*** RECORD EXTRACTS ***
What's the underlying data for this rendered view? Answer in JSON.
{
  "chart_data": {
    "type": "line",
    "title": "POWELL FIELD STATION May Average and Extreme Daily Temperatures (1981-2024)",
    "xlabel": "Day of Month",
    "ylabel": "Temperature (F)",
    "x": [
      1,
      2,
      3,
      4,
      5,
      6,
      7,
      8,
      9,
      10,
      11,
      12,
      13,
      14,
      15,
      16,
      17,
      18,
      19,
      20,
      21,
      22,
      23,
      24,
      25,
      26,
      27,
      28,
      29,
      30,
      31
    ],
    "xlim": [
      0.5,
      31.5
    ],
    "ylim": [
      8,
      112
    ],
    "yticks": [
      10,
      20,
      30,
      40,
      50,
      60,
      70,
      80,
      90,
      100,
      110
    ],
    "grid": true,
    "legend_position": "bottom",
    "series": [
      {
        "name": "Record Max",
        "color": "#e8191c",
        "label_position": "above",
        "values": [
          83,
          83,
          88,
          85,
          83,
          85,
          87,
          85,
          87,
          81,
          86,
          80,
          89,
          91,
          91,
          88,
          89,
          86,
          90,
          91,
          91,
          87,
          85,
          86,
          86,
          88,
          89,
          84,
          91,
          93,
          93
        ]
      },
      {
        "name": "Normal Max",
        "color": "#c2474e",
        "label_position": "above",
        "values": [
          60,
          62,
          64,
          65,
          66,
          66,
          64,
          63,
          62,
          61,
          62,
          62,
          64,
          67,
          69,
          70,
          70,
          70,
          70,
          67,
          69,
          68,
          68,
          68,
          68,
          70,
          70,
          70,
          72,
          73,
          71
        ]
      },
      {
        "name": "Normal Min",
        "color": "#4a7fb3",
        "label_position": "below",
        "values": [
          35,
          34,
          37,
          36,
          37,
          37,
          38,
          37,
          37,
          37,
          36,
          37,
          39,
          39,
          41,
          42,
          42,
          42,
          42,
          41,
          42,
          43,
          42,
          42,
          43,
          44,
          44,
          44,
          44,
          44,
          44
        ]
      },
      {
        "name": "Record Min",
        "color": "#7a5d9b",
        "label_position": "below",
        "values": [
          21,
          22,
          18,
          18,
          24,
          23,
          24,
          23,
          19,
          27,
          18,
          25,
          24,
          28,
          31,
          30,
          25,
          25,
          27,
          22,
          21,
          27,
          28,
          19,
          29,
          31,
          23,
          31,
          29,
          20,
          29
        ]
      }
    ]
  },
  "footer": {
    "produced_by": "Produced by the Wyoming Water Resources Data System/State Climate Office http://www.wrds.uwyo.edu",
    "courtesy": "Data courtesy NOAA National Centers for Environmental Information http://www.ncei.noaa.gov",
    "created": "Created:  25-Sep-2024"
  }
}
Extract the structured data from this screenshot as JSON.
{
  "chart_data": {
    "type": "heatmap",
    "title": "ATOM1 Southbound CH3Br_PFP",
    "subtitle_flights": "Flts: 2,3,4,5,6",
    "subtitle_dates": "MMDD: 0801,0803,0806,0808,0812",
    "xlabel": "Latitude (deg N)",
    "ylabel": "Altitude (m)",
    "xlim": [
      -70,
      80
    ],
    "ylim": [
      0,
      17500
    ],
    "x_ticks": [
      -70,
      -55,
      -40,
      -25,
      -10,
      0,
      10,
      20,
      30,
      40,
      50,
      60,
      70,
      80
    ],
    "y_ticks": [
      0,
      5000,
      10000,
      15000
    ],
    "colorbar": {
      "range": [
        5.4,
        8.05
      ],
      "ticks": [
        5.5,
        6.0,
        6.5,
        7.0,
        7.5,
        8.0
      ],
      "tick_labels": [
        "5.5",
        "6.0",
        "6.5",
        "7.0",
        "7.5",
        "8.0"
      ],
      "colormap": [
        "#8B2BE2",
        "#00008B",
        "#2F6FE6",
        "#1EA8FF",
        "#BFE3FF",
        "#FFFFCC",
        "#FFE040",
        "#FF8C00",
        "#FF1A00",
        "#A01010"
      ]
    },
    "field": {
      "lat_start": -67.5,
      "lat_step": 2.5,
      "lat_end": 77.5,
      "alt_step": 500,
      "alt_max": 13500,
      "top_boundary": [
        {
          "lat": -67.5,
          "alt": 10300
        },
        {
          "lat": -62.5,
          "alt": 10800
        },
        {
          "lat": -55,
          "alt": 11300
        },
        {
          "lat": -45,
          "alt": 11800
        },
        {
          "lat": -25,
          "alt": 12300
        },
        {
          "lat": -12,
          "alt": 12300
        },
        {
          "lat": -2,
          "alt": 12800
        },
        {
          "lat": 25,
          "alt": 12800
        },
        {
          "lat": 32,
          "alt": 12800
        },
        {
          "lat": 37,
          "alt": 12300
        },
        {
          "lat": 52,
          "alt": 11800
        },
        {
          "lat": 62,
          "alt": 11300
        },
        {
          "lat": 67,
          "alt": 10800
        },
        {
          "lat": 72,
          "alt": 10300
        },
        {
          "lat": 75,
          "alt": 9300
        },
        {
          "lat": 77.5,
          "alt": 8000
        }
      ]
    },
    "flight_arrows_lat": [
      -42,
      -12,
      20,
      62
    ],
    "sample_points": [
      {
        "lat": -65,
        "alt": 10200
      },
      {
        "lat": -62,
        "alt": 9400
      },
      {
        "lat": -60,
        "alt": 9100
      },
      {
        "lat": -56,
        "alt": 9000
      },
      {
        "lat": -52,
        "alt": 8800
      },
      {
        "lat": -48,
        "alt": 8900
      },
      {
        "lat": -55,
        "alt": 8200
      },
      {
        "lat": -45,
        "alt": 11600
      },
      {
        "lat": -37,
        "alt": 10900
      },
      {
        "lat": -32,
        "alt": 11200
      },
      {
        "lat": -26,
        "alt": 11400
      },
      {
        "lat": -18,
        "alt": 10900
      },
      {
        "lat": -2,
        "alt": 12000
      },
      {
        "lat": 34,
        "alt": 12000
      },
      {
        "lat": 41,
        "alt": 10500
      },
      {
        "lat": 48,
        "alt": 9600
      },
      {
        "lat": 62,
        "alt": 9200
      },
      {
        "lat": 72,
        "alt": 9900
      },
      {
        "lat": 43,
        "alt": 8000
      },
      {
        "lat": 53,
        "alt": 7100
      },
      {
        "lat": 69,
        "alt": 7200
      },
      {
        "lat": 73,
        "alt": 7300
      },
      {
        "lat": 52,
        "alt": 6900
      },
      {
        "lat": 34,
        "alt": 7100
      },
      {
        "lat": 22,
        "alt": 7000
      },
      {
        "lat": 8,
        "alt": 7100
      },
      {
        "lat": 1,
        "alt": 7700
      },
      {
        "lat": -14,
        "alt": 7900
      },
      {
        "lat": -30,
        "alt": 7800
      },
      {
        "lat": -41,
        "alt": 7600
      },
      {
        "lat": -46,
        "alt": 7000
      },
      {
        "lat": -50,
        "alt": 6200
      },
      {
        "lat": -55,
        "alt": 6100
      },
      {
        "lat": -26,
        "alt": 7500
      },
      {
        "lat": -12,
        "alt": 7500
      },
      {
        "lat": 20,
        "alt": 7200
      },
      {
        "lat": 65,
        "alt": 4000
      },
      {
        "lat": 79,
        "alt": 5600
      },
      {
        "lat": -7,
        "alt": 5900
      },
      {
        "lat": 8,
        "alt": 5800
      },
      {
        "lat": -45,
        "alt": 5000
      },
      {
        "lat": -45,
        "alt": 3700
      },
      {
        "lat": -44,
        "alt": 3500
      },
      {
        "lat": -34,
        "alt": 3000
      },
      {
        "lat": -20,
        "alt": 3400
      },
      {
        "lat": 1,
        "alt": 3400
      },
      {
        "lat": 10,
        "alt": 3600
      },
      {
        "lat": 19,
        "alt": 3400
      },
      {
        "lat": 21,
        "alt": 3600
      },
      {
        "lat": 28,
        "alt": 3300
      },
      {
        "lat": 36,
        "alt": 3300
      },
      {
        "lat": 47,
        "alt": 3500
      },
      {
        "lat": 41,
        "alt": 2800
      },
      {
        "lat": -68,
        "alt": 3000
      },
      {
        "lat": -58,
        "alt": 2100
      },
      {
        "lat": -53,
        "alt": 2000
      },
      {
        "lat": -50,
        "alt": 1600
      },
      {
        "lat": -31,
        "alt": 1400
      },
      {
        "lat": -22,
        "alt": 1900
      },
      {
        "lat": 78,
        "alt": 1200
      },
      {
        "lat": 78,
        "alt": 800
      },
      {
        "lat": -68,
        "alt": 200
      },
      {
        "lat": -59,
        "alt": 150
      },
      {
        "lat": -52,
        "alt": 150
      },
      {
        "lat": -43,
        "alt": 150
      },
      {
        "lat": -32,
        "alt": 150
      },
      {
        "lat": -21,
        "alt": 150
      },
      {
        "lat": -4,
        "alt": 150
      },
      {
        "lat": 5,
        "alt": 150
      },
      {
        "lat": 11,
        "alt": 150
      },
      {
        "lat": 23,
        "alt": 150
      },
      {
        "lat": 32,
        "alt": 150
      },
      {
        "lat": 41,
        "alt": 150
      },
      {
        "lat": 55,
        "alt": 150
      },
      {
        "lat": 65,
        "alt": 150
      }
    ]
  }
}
***
List each line of the records that holds the string "ylabel".

    "ylabel": "Temperature (F)",
    "ylabel": "Altitude (m)",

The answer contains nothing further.